*Stored items from a collection*:
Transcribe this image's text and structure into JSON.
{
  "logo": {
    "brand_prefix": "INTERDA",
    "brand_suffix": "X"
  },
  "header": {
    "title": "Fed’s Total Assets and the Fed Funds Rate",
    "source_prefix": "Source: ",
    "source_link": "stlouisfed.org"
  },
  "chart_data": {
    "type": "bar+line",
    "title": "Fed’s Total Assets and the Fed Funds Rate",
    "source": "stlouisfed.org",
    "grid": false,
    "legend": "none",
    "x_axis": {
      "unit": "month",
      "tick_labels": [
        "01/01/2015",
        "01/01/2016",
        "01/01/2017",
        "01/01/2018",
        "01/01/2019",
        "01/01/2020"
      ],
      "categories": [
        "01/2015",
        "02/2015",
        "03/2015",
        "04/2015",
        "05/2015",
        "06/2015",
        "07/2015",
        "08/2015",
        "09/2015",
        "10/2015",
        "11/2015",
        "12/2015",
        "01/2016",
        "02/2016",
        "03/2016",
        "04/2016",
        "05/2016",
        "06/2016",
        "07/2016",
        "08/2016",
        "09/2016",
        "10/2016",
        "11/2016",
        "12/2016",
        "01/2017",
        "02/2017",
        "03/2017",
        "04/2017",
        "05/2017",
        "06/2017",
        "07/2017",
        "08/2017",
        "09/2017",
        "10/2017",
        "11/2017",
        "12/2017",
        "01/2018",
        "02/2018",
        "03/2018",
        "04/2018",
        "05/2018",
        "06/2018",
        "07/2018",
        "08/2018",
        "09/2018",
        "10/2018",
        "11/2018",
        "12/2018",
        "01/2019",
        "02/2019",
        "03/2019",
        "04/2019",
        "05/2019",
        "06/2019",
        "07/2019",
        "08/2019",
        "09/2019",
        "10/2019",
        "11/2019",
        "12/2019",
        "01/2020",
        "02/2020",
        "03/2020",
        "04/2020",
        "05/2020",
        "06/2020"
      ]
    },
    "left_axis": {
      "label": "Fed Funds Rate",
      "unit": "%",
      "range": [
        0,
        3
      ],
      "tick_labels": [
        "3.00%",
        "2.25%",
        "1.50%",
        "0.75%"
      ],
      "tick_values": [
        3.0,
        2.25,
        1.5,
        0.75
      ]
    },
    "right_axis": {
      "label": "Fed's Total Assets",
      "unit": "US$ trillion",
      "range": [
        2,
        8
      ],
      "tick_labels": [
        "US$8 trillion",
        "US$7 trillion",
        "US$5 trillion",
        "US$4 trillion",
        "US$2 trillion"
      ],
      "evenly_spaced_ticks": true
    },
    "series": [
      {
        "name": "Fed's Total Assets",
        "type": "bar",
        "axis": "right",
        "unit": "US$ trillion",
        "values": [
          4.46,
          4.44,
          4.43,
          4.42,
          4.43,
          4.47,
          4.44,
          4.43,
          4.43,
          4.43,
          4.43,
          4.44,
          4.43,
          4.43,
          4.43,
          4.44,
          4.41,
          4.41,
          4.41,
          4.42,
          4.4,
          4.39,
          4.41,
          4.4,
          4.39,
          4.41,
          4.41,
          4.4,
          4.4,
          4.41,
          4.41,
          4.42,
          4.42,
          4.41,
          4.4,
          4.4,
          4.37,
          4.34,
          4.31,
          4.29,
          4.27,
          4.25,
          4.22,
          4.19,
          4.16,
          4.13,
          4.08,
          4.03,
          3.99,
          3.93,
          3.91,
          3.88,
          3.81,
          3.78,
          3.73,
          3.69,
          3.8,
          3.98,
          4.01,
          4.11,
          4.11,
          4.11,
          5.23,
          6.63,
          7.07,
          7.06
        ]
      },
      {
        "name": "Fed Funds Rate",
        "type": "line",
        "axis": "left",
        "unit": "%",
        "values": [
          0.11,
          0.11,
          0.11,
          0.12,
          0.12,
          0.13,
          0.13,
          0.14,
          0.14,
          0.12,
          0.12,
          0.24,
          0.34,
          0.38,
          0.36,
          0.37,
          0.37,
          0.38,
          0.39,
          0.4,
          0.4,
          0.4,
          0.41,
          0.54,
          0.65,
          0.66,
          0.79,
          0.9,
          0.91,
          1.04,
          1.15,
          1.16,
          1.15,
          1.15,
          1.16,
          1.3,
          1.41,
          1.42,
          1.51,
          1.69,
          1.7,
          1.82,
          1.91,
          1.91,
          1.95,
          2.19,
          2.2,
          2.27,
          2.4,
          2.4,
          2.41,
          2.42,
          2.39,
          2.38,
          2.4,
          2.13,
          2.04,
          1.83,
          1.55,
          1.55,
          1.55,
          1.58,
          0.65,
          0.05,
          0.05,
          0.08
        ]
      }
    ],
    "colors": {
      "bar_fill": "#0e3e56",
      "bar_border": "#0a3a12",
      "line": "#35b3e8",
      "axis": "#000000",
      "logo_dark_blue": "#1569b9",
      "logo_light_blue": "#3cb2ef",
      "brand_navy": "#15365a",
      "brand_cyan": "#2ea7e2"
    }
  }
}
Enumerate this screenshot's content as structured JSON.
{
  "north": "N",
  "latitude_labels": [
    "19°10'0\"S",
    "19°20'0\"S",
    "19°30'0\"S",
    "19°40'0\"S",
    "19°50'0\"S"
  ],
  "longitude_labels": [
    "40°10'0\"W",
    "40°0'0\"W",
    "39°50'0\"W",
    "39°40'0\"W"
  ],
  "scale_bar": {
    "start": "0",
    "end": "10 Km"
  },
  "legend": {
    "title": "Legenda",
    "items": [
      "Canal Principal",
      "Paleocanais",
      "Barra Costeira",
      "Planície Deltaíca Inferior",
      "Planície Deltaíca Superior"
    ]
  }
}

*TASK*:
Identify all lines in the records above with the word "stlouisfed".

*EXPECTED ANSWER*:
    "source_link": "stlouisfed.org"
    "source": "stlouisfed.org",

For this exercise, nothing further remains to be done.